▶ **EXTRAIT DU DOCUMENT**:
L'innovation la plus spectaculaire présentée par Huawei est sans conteste l'architecture LogicFolding. Plutôt que de chercher à miniaturiser encore davantage les transistors — ce que les sanctions l'empêchent précisément de faire avec les technologies disponibles en Chine —, Huawei propose de superposer deux couches de circuits au sein d'une même puce. Ce procédé de fabrication en 3D permet d'augmenter la densité des transistors sans réduire la finesse de gravure, et de diminuer simultanément la longueur des connexions internes entre ces composants. En théorie, les gains en performance et en efficacité énergétique peuvent être considérables.

Le prochain SoC maison de Huawei, dont le lancement est prévu pour l'automne 2026, sera la première puce à mettre en œuvre cette architecture LogicFolding. Ce sera donc un test grandeur nature pour valider les ambitions théoriques du groupe. Des experts du secteur restent toutefois prudents. « Cette approche peut engendrer des contraintes thermiques importantes et des complexités d'emballage susceptibles d'affecter les rendements de production », a averti Neil Shah, vice-président de la recherche chez Counterpoint Research. Les défis industriels liés à la dissipation de chaleur dans une puce multicouche sont en effet considérables.

L'autre pilier de la stratégie de Huawei repose sur ce que le groupe appelle l'« échelle Tau » (Tau Scaling). Cette nouvelle approche remet en cause la loi de Moore, selon laquelle la puissance des puces doit doubler tous les deux ans par la miniaturisation des transistors. Au lieu de chercher à réduire la taille de ces composants, Huawei propose de réduire le temps de communication entre eux — passant ainsi d'une « échelle géométrique » à une « échelle temporelle ». Cette philosophie de conception pourrait permettre à l'entreprise de contourner en partie la limitation imposée par l'absence de machines EUV ultra-avancées.

Un objectif ambitieux : égaler TSMC d'ici 2031

He Tingbo a annoncé un objectif qui a surpris toute l'industrie : Huawei serait en mesure de produire des puces équivalentes à une gravure de 1,4 nanomètre dès 2031. Pour situer l'ambition, TSMC, le leader mondial incontesté de la fabrication de semi-conducteurs, prévoit d'atteindre ce niveau technologique dès 2028 — soit trois ans plus tôt. La capacité prouvée de la Chine dans ce domaine est actuellement largement estimée à environ 7 nanomètres, un écart considérable qu'il s'agit de combler en cinq ans grâce à ces nouvelles approches architecturales.

Entrées enregistrées:
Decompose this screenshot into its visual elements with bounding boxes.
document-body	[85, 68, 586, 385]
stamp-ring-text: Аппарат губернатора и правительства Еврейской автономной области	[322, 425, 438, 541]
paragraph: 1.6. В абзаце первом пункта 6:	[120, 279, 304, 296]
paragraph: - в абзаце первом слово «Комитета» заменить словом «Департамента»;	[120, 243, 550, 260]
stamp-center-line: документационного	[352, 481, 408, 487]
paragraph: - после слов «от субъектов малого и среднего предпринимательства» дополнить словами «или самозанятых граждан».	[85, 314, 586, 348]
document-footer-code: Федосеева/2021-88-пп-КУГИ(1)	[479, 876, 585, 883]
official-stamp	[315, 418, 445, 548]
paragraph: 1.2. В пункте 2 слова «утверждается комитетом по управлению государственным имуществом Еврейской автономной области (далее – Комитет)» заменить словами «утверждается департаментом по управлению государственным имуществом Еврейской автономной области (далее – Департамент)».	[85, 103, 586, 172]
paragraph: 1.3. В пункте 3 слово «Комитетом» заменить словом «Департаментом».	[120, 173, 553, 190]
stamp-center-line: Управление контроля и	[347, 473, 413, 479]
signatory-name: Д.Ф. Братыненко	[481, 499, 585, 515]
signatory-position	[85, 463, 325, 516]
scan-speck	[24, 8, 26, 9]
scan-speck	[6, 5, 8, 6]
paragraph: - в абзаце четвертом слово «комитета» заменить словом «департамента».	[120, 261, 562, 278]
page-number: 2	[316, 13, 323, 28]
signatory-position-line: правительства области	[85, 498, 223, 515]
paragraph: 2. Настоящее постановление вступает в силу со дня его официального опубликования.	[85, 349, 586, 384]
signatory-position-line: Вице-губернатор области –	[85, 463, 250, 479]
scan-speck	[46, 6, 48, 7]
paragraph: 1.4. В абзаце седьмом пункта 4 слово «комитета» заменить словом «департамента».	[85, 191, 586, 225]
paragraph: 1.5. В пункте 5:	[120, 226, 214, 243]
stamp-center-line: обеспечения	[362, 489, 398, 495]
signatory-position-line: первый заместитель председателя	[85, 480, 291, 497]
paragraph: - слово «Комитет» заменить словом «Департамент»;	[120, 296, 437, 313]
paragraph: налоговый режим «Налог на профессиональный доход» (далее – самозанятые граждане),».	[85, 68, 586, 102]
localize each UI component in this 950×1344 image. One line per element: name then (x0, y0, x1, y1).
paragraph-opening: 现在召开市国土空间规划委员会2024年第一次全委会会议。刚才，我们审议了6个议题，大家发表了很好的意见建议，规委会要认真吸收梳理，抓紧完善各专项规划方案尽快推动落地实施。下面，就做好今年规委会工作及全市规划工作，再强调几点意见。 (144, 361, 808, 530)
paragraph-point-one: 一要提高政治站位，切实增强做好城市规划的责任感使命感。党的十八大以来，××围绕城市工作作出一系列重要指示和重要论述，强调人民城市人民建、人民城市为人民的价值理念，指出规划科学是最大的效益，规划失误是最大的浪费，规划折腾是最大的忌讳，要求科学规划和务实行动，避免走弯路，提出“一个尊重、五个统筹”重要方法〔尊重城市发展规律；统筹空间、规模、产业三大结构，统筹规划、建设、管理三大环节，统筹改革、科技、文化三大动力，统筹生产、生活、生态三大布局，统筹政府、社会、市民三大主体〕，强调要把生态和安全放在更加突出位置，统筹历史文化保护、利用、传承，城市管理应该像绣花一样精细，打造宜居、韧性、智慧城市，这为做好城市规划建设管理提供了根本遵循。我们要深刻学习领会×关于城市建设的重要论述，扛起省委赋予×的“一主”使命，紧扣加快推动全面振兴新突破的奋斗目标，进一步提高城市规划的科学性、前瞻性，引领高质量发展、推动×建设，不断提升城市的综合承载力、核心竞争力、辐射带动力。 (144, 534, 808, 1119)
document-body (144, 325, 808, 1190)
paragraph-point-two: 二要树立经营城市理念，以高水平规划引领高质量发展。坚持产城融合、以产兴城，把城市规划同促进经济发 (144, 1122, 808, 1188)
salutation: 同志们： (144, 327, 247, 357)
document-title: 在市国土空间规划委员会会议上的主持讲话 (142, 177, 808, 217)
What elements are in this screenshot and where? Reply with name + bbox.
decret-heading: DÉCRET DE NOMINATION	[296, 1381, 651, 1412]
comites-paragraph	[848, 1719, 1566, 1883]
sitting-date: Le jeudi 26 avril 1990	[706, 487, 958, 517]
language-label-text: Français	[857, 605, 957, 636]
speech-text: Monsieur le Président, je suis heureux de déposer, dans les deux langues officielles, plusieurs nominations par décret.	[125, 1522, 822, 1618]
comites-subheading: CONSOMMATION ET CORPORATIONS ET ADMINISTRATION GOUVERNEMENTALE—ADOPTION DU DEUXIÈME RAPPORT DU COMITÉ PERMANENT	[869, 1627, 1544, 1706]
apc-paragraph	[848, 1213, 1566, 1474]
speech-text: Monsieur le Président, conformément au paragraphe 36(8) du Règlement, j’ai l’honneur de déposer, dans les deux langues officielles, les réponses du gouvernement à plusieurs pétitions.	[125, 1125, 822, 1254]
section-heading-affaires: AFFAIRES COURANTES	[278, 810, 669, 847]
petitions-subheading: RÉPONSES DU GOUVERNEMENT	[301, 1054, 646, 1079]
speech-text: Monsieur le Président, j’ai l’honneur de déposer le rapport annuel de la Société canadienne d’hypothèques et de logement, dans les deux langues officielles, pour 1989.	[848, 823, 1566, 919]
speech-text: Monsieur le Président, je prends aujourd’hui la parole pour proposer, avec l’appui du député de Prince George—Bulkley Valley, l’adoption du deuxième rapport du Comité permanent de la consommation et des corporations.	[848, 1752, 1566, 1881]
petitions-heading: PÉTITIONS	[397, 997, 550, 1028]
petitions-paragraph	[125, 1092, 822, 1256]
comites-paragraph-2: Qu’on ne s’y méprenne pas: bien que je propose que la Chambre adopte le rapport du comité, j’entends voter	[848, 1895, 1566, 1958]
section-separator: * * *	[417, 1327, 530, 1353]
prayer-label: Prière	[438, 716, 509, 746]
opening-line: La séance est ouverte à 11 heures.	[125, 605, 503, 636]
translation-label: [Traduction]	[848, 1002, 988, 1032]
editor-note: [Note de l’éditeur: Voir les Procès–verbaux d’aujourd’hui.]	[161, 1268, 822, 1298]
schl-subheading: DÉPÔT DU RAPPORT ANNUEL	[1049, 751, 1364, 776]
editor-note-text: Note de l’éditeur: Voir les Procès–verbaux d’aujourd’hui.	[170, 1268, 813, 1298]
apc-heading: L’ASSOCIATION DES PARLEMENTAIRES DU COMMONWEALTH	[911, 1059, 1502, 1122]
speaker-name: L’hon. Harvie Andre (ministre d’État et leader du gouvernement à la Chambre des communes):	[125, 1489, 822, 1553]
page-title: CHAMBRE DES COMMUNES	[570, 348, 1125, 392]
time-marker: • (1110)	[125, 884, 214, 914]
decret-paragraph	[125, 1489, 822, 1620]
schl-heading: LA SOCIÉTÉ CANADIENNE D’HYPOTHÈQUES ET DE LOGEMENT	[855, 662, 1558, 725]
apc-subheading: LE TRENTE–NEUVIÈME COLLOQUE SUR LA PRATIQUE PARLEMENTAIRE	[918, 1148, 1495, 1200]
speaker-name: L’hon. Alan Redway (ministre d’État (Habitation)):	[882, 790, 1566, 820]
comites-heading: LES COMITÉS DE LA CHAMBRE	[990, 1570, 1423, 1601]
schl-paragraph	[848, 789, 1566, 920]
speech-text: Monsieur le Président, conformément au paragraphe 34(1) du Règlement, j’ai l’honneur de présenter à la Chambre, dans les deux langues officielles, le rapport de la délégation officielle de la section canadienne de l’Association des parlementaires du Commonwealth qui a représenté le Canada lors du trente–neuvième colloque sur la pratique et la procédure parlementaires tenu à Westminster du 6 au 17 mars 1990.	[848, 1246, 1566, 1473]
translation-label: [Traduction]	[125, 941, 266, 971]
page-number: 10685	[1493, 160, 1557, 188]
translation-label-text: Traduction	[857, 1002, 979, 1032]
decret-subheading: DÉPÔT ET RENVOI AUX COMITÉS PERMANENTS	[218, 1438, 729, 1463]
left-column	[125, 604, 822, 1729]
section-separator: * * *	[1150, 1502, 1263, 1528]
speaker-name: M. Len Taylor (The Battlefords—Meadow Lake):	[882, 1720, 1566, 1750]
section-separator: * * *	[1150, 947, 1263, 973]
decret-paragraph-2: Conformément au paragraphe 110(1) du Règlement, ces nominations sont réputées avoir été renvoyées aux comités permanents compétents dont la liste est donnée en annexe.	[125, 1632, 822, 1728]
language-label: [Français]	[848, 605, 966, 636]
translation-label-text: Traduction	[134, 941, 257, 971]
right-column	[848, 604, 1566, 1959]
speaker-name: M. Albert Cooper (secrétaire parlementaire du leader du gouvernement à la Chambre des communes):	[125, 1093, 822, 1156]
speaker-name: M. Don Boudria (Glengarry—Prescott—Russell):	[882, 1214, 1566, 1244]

▶ **CONSIGNES À SUIVRE**:
**A)** Répondez à ces questions d'après l'extrait sur les puces de Huawei :
(i) Quand le lancement du prochain SoC maison de Huawei est-il prévu ?
(ii) Quel poste Neil Shah occupe-t-il ?
(iii) En quelle année TSMC prévoit-il d'atteindre le niveau de 1,4 nanomètre ?
**B)** Recopiez sans rien changer le passage de l'extrait sur les puces de Huawei qui commence par « L'innovation la plus » et se poursuit jusqu'à « peuvent être considérables. ».
Vous n'aurez pas besoin du matériel fourni.

▶ **RÉPONSES SUCCESSIVES**:
**A)**
(i) À l'automne 2026.
(ii) Il est vice-président de la recherche chez Counterpoint Research.
(iii) En 2028.

**B)**
L'innovation la plus spectaculaire présentée par Huawei est sans conteste l'architecture LogicFolding. Plutôt que de chercher à miniaturiser encore davantage les transistors — ce que les sanctions l'empêchent précisément de faire avec les technologies disponibles en Chine —, Huawei propose de superposer deux couches de circuits au sein d'une même puce. Ce procédé de fabrication en 3D permet d'augmenter la densité des transistors sans réduire la finesse de gravure, et de diminuer simultanément la longueur des connexions internes entre ces composants. En théorie, les gains en performance et en efficacité énergétique peuvent être considérables.